THE PROBLEM: Pictures in the data below are not part of the copy; transcribe everything else exactly.

-- START INPUT ROWS --

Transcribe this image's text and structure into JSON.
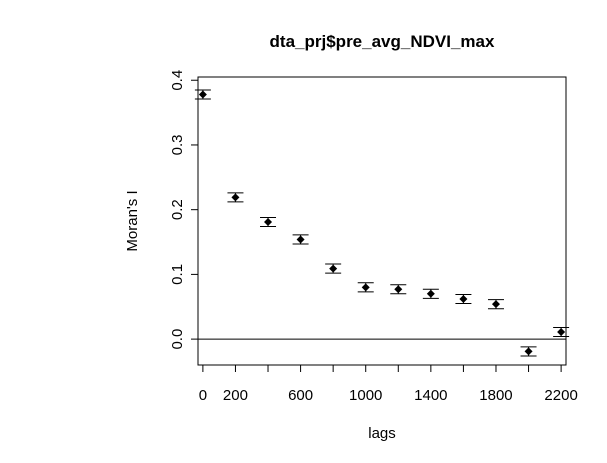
{
  "chart_data": {
    "type": "scatter",
    "title": "dta_prj$pre_avg_NDVI_max",
    "xlabel": "lags",
    "ylabel": "Moran's  I",
    "xlim": [
      -30,
      2230
    ],
    "ylim": [
      -0.04,
      0.405
    ],
    "x_ticks": [
      0,
      200,
      600,
      1000,
      1400,
      1800,
      2200
    ],
    "x_tick_positions": [
      0,
      200,
      400,
      600,
      800,
      1000,
      1200,
      1400,
      1600,
      1800,
      2000,
      2200
    ],
    "y_ticks": [
      0.0,
      0.1,
      0.2,
      0.3,
      0.4
    ],
    "y_tick_labels": [
      "0.0",
      "0.1",
      "0.2",
      "0.3",
      "0.4"
    ],
    "reference_line_y": 0,
    "series": [
      {
        "x": [
          0,
          200,
          400,
          600,
          800,
          1000,
          1200,
          1400,
          1600,
          1800,
          2000,
          2200
        ],
        "y": [
          0.378,
          0.219,
          0.181,
          0.154,
          0.109,
          0.08,
          0.077,
          0.07,
          0.062,
          0.054,
          -0.019,
          0.011
        ],
        "err_low": [
          0.371,
          0.212,
          0.174,
          0.147,
          0.102,
          0.073,
          0.07,
          0.063,
          0.055,
          0.047,
          -0.026,
          0.004
        ],
        "err_high": [
          0.385,
          0.226,
          0.188,
          0.161,
          0.116,
          0.087,
          0.084,
          0.077,
          0.069,
          0.061,
          -0.012,
          0.018
        ]
      }
    ],
    "grid": false,
    "legend": "none"
  }
}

-- END INPUT ROWS --

TASK RESPONSE:
Transcribe this image's text and structure into JSON.
{
  "chart_data": {
    "type": "scatter",
    "title": "dta_prj$pre_avg_NDVI_max",
    "xlabel": "lags",
    "ylabel": "Moran's  I",
    "xlim": [
      -30,
      2230
    ],
    "ylim": [
      -0.04,
      0.405
    ],
    "x_ticks": [
      0,
      200,
      600,
      1000,
      1400,
      1800,
      2200
    ],
    "x_tick_positions": [
      0,
      200,
      400,
      600,
      800,
      1000,
      1200,
      1400,
      1600,
      1800,
      2000,
      2200
    ],
    "y_ticks": [
      0.0,
      0.1,
      0.2,
      0.3,
      0.4
    ],
    "y_tick_labels": [
      "0.0",
      "0.1",
      "0.2",
      "0.3",
      "0.4"
    ],
    "reference_line_y": 0,
    "series": [
      {
        "x": [
          0,
          200,
          400,
          600,
          800,
          1000,
          1200,
          1400,
          1600,
          1800,
          2000,
          2200
        ],
        "y": [
          0.378,
          0.219,
          0.181,
          0.154,
          0.109,
          0.08,
          0.077,
          0.07,
          0.062,
          0.054,
          -0.019,
          0.011
        ],
        "err_low": [
          0.371,
          0.212,
          0.174,
          0.147,
          0.102,
          0.073,
          0.07,
          0.063,
          0.055,
          0.047,
          -0.026,
          0.004
        ],
        "err_high": [
          0.385,
          0.226,
          0.188,
          0.161,
          0.116,
          0.087,
          0.084,
          0.077,
          0.069,
          0.061,
          -0.012,
          0.018
        ]
      }
    ],
    "grid": false,
    "legend": "none"
  }
}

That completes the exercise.